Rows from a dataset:
+ + +
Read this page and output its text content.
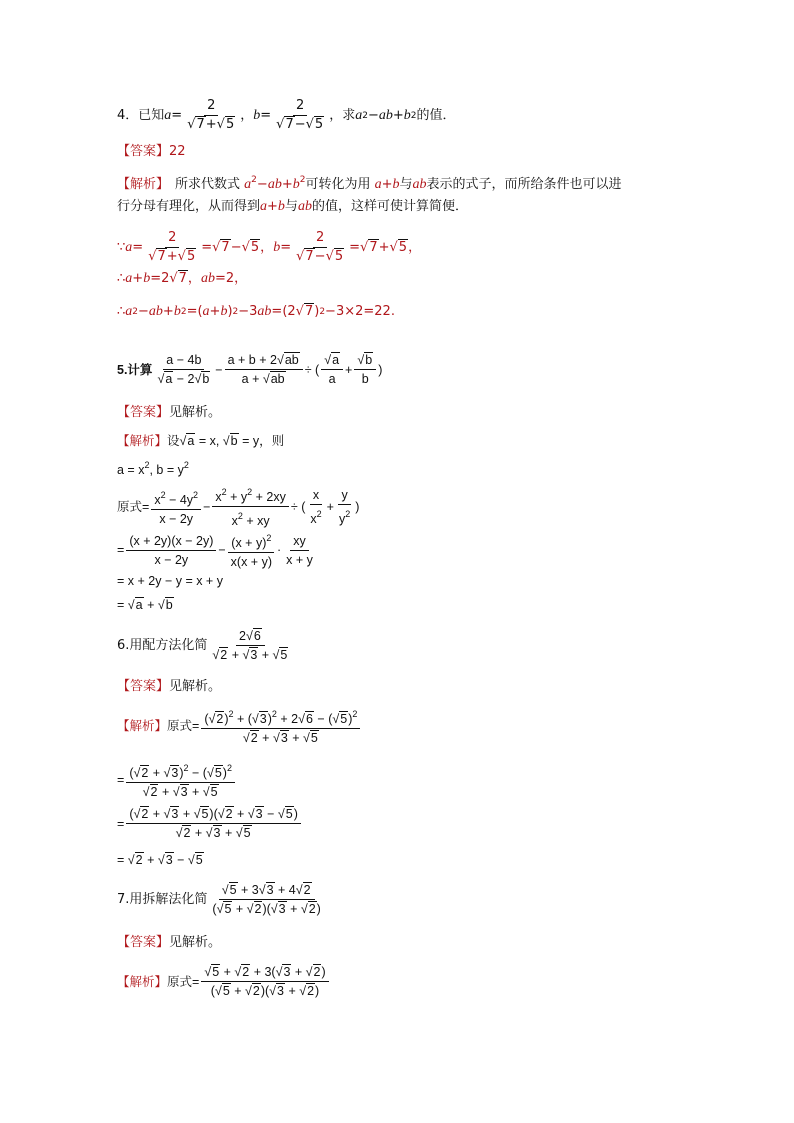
4．已知 $a = \frac{2}{√7+√5}$ ， $b = \frac{2}{√7-√5}$ ，求 a 2 − ab + b 2 的值．
【答案】22
【解析】 所求代数式 $a^2-ab+b^2$可转化为用 a+b与ab表示的式子，而所给条件也可以进
行分母有理化，从而得到a+b与ab的值，这样可使计算简便．
∵ $a = \frac{2}{√7+√5} =√7-√5$， $b = \frac{2}{√7-√5} =√7+√5$，
∴ a + b =2√7， ab =2，
∴ a 2 − ab + b 2 =( a + b ) 2 −3 ab =(2√7) 2 −3×2= 22.
5.计算 $\frac{a - 4b}{√a - 2√b} - \frac{a + b + 2√ab}{a + √ab}$ ÷ ( $\frac{√a}{a} + \frac{√b}{b}$ )
【答案】见解析。
【解析】设√a = x, √b = y，则
$a = x^2$, $b = y^2$
原式 = $\frac{x^2 - 4y^2}{x - 2y} - \frac{x^2 + y^2 + 2xy}{x^2 + xy}$ ÷ ( $\frac{x}{x^2} + \frac{y}{y^2}$ )
= $\frac{(x + 2y)(x - 2y)}{x - 2y} - \frac{(x + y)^2}{x(x + y)} \cdot \frac{xy}{x + y}$
= x + 2y − y = x + y
= √a + √b
6.用配方法化简 $\frac{2√6}{√2 + √3 + √5}$
【答案】见解析。
【解析】 原式 = $\frac{(√2)^2 + (√3)^2 + 2√6 - (√5)^2}{√2 + √3 + √5}$
= $\frac{(√2 + √3)^2 - (√5)^2}{√2 + √3 + √5}$
= $\frac{(√2 + √3 + √5)(√2 + √3 - √5)}{√2 + √3 + √5}$
= √2 + √3 − √5
7.用拆解法化简 $\frac{√5 + 3√3 + 4√2}{(√5 + √2)(√3 + √2)}$
【答案】见解析。
【解析】 原式 = $\frac{√5 + √2 + 3(√3 + √2)}{(√5 + √2)(√3 + √2)}$
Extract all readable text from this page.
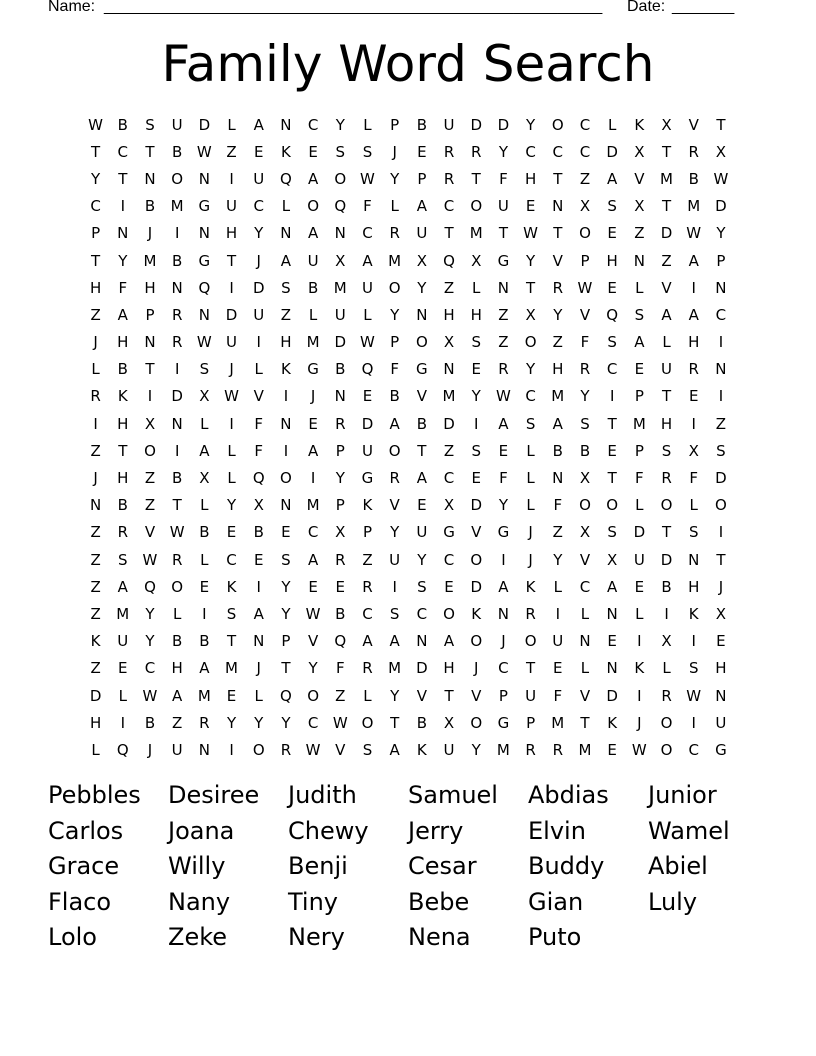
Name: ________________________________________________________ Date: _______
Family Word Search
W B	S	U	D	L	A	N	C	Y	L	P	B	U	D	D	Y	O	C	L	K	X	V	T
T	C	T	B W Z	E	K	E	S	S	J	E	R	R	Y	C	C	C	D	X	T	R	X
Y	T	N	O	N	I	U	Q	A	O W	Y	P	R	T	F	H	T	Z	A	V	M	B W
C	I	B	M G	U	C	L	O	Q	F	L	A	C	O	U	E	N	X	S	X	T	M D
P	N	J	I	N	H	Y	N	A	N	C	R	U	T	M	T	W	T	O	E	Z	D W	Y
T	Y	M	B	G	T	J	A	U	X	A	M	X	Q	X	G	Y	V	P	H	N	Z	A	P
H	F	H	N	Q	I	D	S	B	M	U	O	Y	Z	L	N	T	R W	E	L	V	I	N
Z	A	P	R	N	D	U	Z	L	U	L	Y	N	H	H	Z	X	Y	V	Q	S	A	A	C
J	H	N	R W U	I	H	M D W	P	O	X	S	Z	O	Z	F	S	A	L	H	I
L	B	T	I	S	J	L	K	G	B	Q	F	G	N	E	R	Y	H	R	C	E	U	R	N
R	K	I	D	X W V	I	J	N	E	B	V	M	Y	W C	M	Y	I	P	T	E	I
I	H	X	N	L	I	F	N	E	R	D	A	B	D	I	A	S	A	S	T	M	H	I	Z
Z	T	O	I	A	L	F	I	A	P	U	O	T	Z	S	E	L	B	B	E	P	S	X	S
J	H	Z	B	X	L	Q	O	I	Y	G	R	A	C	E	F	L	N	X	T	F	R	F	D
N	B	Z	T	L	Y	X	N	M	P	K	V	E	X	D	Y	L	F	O	O	L	O	L	O
Z	R	V W B	E	B	E	C	X	P	Y	U	G	V	G	J	Z	X	S	D	T	S	I
Z	S	W R	L	C	E	S	A	R	Z	U	Y	C	O	I	J	Y	V	X	U	D	N	T
Z	A	Q	O	E	K	I	Y	E	E	R	I	S	E	D	A	K	L	C	A	E	B	H	J
Z	M	Y	L	I	S	A	Y	W B	C	S	C	O	K	N	R	I	L	N	L	I	K	X
K	U	Y	B	B	T	N	P	V	Q	A	A	N	A	O	J	O	U	N	E	I	X	I	E
Z	E	C	H	A	M	J	T	Y	F	R	M D	H	J	C	T	E	L	N	K	L	S	H
D	L	W A	M	E	L	Q	O	Z	L	Y	V	T	V	P	U	F	V	D	I	R W N
H	I	B	Z	R	Y	Y	Y	C W O	T	B	X	O	G	P	M	T	K	J	O	I	U
L	Q	J	U	N	I	O	R W V	S	A	K	U	Y	M	R	R	M	E	W O	C	G
Pebbles	Desiree	Judith	Samuel	Abdias	Junior
Carlos	Joana	Chewy	Jerry	Elvin	Wamel
Grace	Willy	Benji	Cesar	Buddy	Abiel
Flaco	Nany	Tiny	Bebe	Gian	Luly
Lolo	Zeke	Nery	Nena	Puto
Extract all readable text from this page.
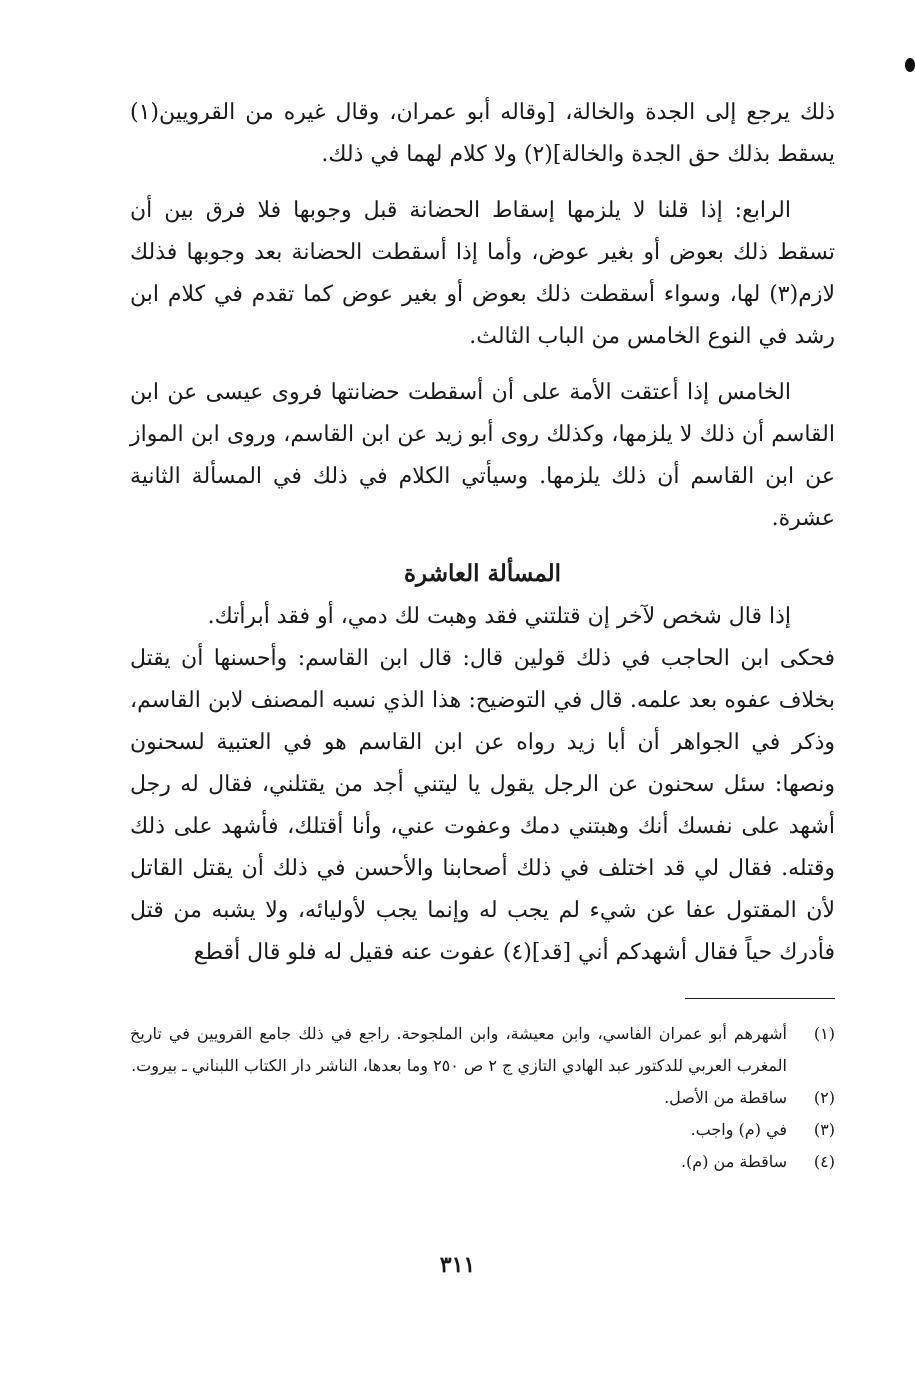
ذلك يرجع إلى الجدة والخالة، [وقاله أبو عمران، وقال غيره من القرويين(١) يسقط بذلك حق الجدة والخالة](٢) ولا كلام لهما في ذلك.

الرابع: إذا قلنا لا يلزمها إسقاط الحضانة قبل وجوبها فلا فرق بين أن تسقط ذلك بعوض أو بغير عوض، وأما إذا أسقطت الحضانة بعد وجوبها فذلك لازم(٣) لها، وسواء أسقطت ذلك بعوض أو بغير عوض كما تقدم في كلام ابن رشد في النوع الخامس من الباب الثالث.

الخامس إذا أعتقت الأمة على أن أسقطت حضانتها فروى عيسى عن ابن القاسم أن ذلك لا يلزمها، وكذلك روى أبو زيد عن ابن القاسم، وروى ابن المواز عن ابن القاسم أن ذلك يلزمها. وسيأتي الكلام في ذلك في المسألة الثانية عشرة.

المسألة العاشرة

إذا قال شخص لآخر إن قتلتني فقد وهبت لك دمي، أو فقد أبرأتك.

فحكى ابن الحاجب في ذلك قولين قال: قال ابن القاسم: وأحسنها أن يقتل بخلاف عفوه بعد علمه. قال في التوضيح: هذا الذي نسبه المصنف لابن القاسم، وذكر في الجواهر أن أبا زيد رواه عن ابن القاسم هو في العتبية لسحنون ونصها: سئل سحنون عن الرجل يقول يا ليتني أجد من يقتلني، فقال له رجل أشهد على نفسك أنك وهبتني دمك وعفوت عني، وأنا أقتلك، فأشهد على ذلك وقتله. فقال لي قد اختلف في ذلك أصحابنا والأحسن في ذلك أن يقتل القاتل لأن المقتول عفا عن شيء لم يجب له وإنما يجب لأوليائه، ولا يشبه من قتل فأدرك حياً فقال أشهدكم أني [قد](٤) عفوت عنه فقيل له فلو قال أقطع

(١)
أشهرهم أبو عمران الفاسي، وابن معيشة، وابن الملجوحة. راجع في ذلك جامع القرويين في تاريخ المغرب العربي للدكتور عبد الهادي التازي ج ٢ ص ٢٥٠ وما بعدها، الناشر دار الكتاب اللبناني ـ بيروت.
(٢)
ساقطة من الأصل.
(٣)
في (م) واجب.
(٤)
ساقطة من (م).
٣١١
+ + +
Request:
All the lines above are to be reproduced exactly, except the pictures.

Answer below:
Read this page and output its text content.
4．已知 $a = \frac{2}{√7+√5}$ ， $b = \frac{2}{√7-√5}$ ，求 a 2 − ab + b 2 的值．
【答案】22
【解析】 所求代数式 $a^2-ab+b^2$可转化为用 a+b与ab表示的式子，而所给条件也可以进
行分母有理化，从而得到a+b与ab的值，这样可使计算简便．
∵ $a = \frac{2}{√7+√5} =√7-√5$， $b = \frac{2}{√7-√5} =√7+√5$，
∴ a + b =2√7， ab =2，
∴ a 2 − ab + b 2 =( a + b ) 2 −3 ab =(2√7) 2 −3×2= 22.
5.计算 $\frac{a - 4b}{√a - 2√b} - \frac{a + b + 2√ab}{a + √ab}$ ÷ ( $\frac{√a}{a} + \frac{√b}{b}$ )
【答案】见解析。
【解析】设√a = x, √b = y，则
$a = x^2$, $b = y^2$
原式 = $\frac{x^2 - 4y^2}{x - 2y} - \frac{x^2 + y^2 + 2xy}{x^2 + xy}$ ÷ ( $\frac{x}{x^2} + \frac{y}{y^2}$ )
= $\frac{(x + 2y)(x - 2y)}{x - 2y} - \frac{(x + y)^2}{x(x + y)} \cdot \frac{xy}{x + y}$
= x + 2y − y = x + y
= √a + √b
6.用配方法化简 $\frac{2√6}{√2 + √3 + √5}$
【答案】见解析。
【解析】 原式 = $\frac{(√2)^2 + (√3)^2 + 2√6 - (√5)^2}{√2 + √3 + √5}$
= $\frac{(√2 + √3)^2 - (√5)^2}{√2 + √3 + √5}$
= $\frac{(√2 + √3 + √5)(√2 + √3 - √5)}{√2 + √3 + √5}$
= √2 + √3 − √5
7.用拆解法化简 $\frac{√5 + 3√3 + 4√2}{(√5 + √2)(√3 + √2)}$
【答案】见解析。
【解析】 原式 = $\frac{√5 + √2 + 3(√3 + √2)}{(√5 + √2)(√3 + √2)}$
Extract all readable text from this page.
Name: ________________________________________________________ Date: _______
Family Word Search
W B	S	U	D	L	A	N	C	Y	L	P	B	U	D	D	Y	O	C	L	K	X	V	T
T	C	T	B W Z	E	K	E	S	S	J	E	R	R	Y	C	C	C	D	X	T	R	X
Y	T	N	O	N	I	U	Q	A	O W	Y	P	R	T	F	H	T	Z	A	V	M	B W
C	I	B	M G	U	C	L	O	Q	F	L	A	C	O	U	E	N	X	S	X	T	M D
P	N	J	I	N	H	Y	N	A	N	C	R	U	T	M	T	W	T	O	E	Z	D W	Y
T	Y	M	B	G	T	J	A	U	X	A	M	X	Q	X	G	Y	V	P	H	N	Z	A	P
H	F	H	N	Q	I	D	S	B	M	U	O	Y	Z	L	N	T	R W	E	L	V	I	N
Z	A	P	R	N	D	U	Z	L	U	L	Y	N	H	H	Z	X	Y	V	Q	S	A	A	C
J	H	N	R W U	I	H	M D W	P	O	X	S	Z	O	Z	F	S	A	L	H	I
L	B	T	I	S	J	L	K	G	B	Q	F	G	N	E	R	Y	H	R	C	E	U	R	N
R	K	I	D	X W V	I	J	N	E	B	V	M	Y	W C	M	Y	I	P	T	E	I
I	H	X	N	L	I	F	N	E	R	D	A	B	D	I	A	S	A	S	T	M	H	I	Z
Z	T	O	I	A	L	F	I	A	P	U	O	T	Z	S	E	L	B	B	E	P	S	X	S
J	H	Z	B	X	L	Q	O	I	Y	G	R	A	C	E	F	L	N	X	T	F	R	F	D
N	B	Z	T	L	Y	X	N	M	P	K	V	E	X	D	Y	L	F	O	O	L	O	L	O
Z	R	V W B	E	B	E	C	X	P	Y	U	G	V	G	J	Z	X	S	D	T	S	I
Z	S	W R	L	C	E	S	A	R	Z	U	Y	C	O	I	J	Y	V	X	U	D	N	T
Z	A	Q	O	E	K	I	Y	E	E	R	I	S	E	D	A	K	L	C	A	E	B	H	J
Z	M	Y	L	I	S	A	Y	W B	C	S	C	O	K	N	R	I	L	N	L	I	K	X
K	U	Y	B	B	T	N	P	V	Q	A	A	N	A	O	J	O	U	N	E	I	X	I	E
Z	E	C	H	A	M	J	T	Y	F	R	M D	H	J	C	T	E	L	N	K	L	S	H
D	L	W A	M	E	L	Q	O	Z	L	Y	V	T	V	P	U	F	V	D	I	R W N
H	I	B	Z	R	Y	Y	Y	C W O	T	B	X	O	G	P	M	T	K	J	O	I	U
L	Q	J	U	N	I	O	R W V	S	A	K	U	Y	M	R	R	M	E	W O	C	G
Pebbles	Desiree	Judith	Samuel	Abdias	Junior
Carlos	Joana	Chewy	Jerry	Elvin	Wamel
Grace	Willy	Benji	Cesar	Buddy	Abiel
Flaco	Nany	Tiny	Bebe	Gian	Luly
Lolo	Zeke	Nery	Nena	Puto
Extract all readable text from this page.
ذلك يرجع إلى الجدة والخالة، [وقاله أبو عمران، وقال غيره من القرويين(١) يسقط بذلك حق الجدة والخالة](٢) ولا كلام لهما في ذلك.

الرابع: إذا قلنا لا يلزمها إسقاط الحضانة قبل وجوبها فلا فرق بين أن تسقط ذلك بعوض أو بغير عوض، وأما إذا أسقطت الحضانة بعد وجوبها فذلك لازم(٣) لها، وسواء أسقطت ذلك بعوض أو بغير عوض كما تقدم في كلام ابن رشد في النوع الخامس من الباب الثالث.

الخامس إذا أعتقت الأمة على أن أسقطت حضانتها فروى عيسى عن ابن القاسم أن ذلك لا يلزمها، وكذلك روى أبو زيد عن ابن القاسم، وروى ابن المواز عن ابن القاسم أن ذلك يلزمها. وسيأتي الكلام في ذلك في المسألة الثانية عشرة.

المسألة العاشرة

إذا قال شخص لآخر إن قتلتني فقد وهبت لك دمي، أو فقد أبرأتك.

فحكى ابن الحاجب في ذلك قولين قال: قال ابن القاسم: وأحسنها أن يقتل بخلاف عفوه بعد علمه. قال في التوضيح: هذا الذي نسبه المصنف لابن القاسم، وذكر في الجواهر أن أبا زيد رواه عن ابن القاسم هو في العتبية لسحنون ونصها: سئل سحنون عن الرجل يقول يا ليتني أجد من يقتلني، فقال له رجل أشهد على نفسك أنك وهبتني دمك وعفوت عني، وأنا أقتلك، فأشهد على ذلك وقتله. فقال لي قد اختلف في ذلك أصحابنا والأحسن في ذلك أن يقتل القاتل لأن المقتول عفا عن شيء لم يجب له وإنما يجب لأوليائه، ولا يشبه من قتل فأدرك حياً فقال أشهدكم أني [قد](٤) عفوت عنه فقيل له فلو قال أقطع

(١)
أشهرهم أبو عمران الفاسي، وابن معيشة، وابن الملجوحة. راجع في ذلك جامع القرويين في تاريخ المغرب العربي للدكتور عبد الهادي التازي ج ٢ ص ٢٥٠ وما بعدها، الناشر دار الكتاب اللبناني ـ بيروت.
(٢)
ساقطة من الأصل.
(٣)
في (م) واجب.
(٤)
ساقطة من (م).
٣١١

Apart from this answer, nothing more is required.